— GIVEN ENTRIES —
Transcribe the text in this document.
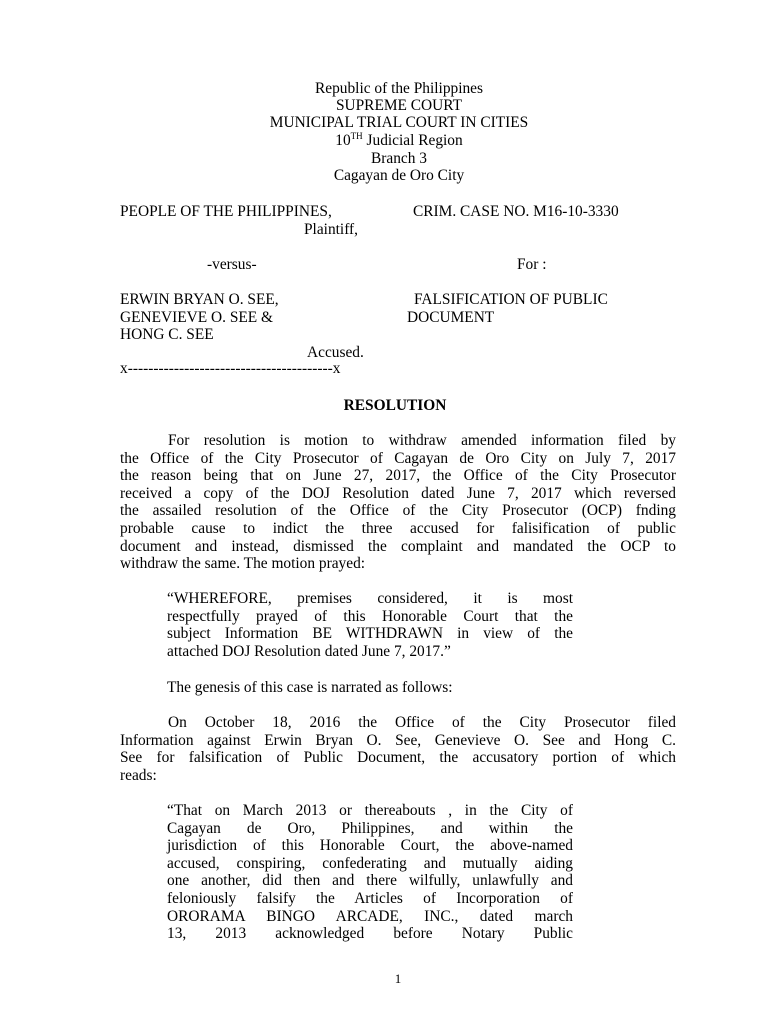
Republic of the Philippines
SUPREME COURT
MUNICIPAL TRIAL COURT IN CITIES
10TH Judicial Region
Branch 3
Cagayan de Oro City
PEOPLE OF THE PHILIPPINES,	CRIM. CASE NO. M16-10-3330
Plaintiff,
-versus-	For :
ERWIN BRYAN O. SEE,	FALSIFICATION OF PUBLIC
GENEVIEVE O. SEE &	DOCUMENT
HONG C. SEE
Accused.
x----------------------------------------x
RESOLUTION
For resolution is motion to withdraw amended information filed by
the Office of the City Prosecutor of Cagayan de Oro City on July 7, 2017
the reason being that on June 27, 2017, the Office of the City Prosecutor
received a copy of the DOJ Resolution dated June 7, 2017 which reversed
the assailed resolution of the Office of the City Prosecutor (OCP) fnding
probable cause to indict the three accused for falisification of public
document and instead, dismissed the complaint and mandated the OCP to
withdraw the same. The motion prayed:
“WHEREFORE, premises considered, it is most
respectfully prayed of this Honorable Court that the
subject Information BE WITHDRAWN in view of the
attached DOJ Resolution dated June 7, 2017.”
The genesis of this case is narrated as follows:
On October 18, 2016 the Office of the City Prosecutor filed
Information against Erwin Bryan O. See, Genevieve O. See and Hong C.
See for falsification of Public Document, the accusatory portion of which
reads:
“That on March 2013 or thereabouts , in the City of
Cagayan de Oro, Philippines, and within the
jurisdiction of this Honorable Court, the above-named
accused, conspiring, confederating and mutually aiding
one another, did then and there wilfully, unlawfully and
feloniously falsify the Articles of Incorporation of
ORORAMA BINGO ARCADE, INC., dated march
13, 2013 acknowledged before Notary Public
1
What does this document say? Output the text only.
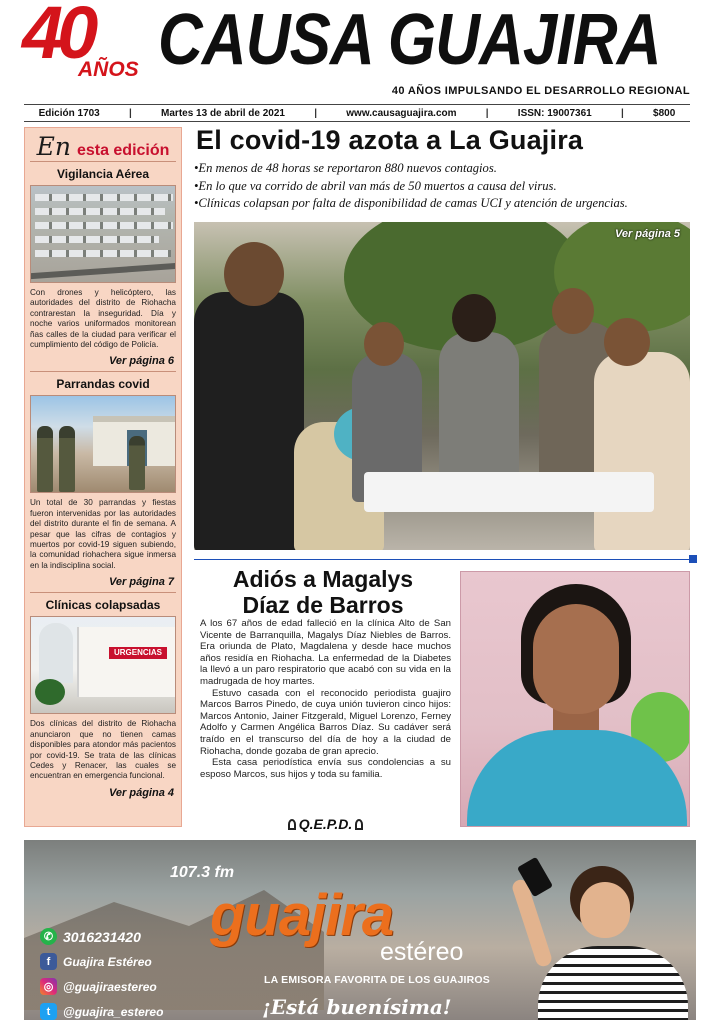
40
AÑOS CAUSA GUAJIRA
40 AÑOS IMPULSANDO EL DESARROLLO REGIONAL
Edición 1703	|	Martes 13 de abril de 2021	|	www.causaguajira.com	|	ISSN: 19007361	|	$800
En esta edición
Vigilancia Aérea
Con drones y helicóptero, las autoridades del distrito de Riohacha contrarestan la inseguridad. Día y noche varios uniformados monitorean ñas calles de la ciudad para verificar el cumplimiento del código de Policía.
Ver página 6
Parrandas covid
Un total de 30 parrandas y fiestas fueron intervenidas por las autoridades del distrito durante el fin de semana. A pesar que las cifras de contagios y muertos por covid-19 siguen subiendo, la comunidad riohachera sigue inmersa en la indisciplina social.
Ver página 7
Clínicas colapsadas
URGENCIAS
Dos clínicas del distrito de Riohacha anunciaron que no tienen camas disponibles para atondor más pacientos por covid-19. Se trata de las clínicas Cedes y Renacer, las cuales se encuentran en emergencia funcional.
Ver página 4
El covid-19 azota a La Guajira
•En menos de 48 horas se reportaron 880 nuevos contagios.
•En lo que va corrido de abril van más de 50 muertos a causa del virus.
•Clínicas colapsan por falta de disponibilidad de camas UCI y atención de urgencias.
Ver página 5
Adiós a Magalys
Díaz de Barros

A los 67 años de edad falleció en la clínica Alto de San Vicente de Barranquilla, Magalys Díaz Niebles de Barros. Era oriunda de Plato, Magdalena y desde hace muchos años residía en Riohacha. La enfermedad de la Diabetes la llevó a un paro respiratorio que acabó con su vida en la madrugada de hoy martes.

Estuvo casada con el reconocido periodista guajiro Marcos Barros Pinedo, de cuya unión tuvieron cinco hijos: Marcos Antonio, Jainer Fitzgerald, Miguel Lorenzo, Ferney Adolfo y Carmen Angélica Barros Díaz. Su cadáver será traído en el transcurso del día de hoy a la ciudad de Riohacha, donde gozaba de gran aprecio.

Esta casa periodística envía sus condolencias a su esposo Marcos, sus hijos y toda su familia.

Q.E.P.D.
107.3 fm
guajira
estéreo
LA EMISORA FAVORITA DE LOS GUAJIROS
¡Está buenísima!
✆ 3016231420
f	Guajira Estéreo
◎ @guajiraestereo
t	@guajira_estereo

— WORK REQUEST —
Over all the entries, say how many lines hold the string "Magalys". The reply is the number alone.

— PROBLEM SOLUTION —
2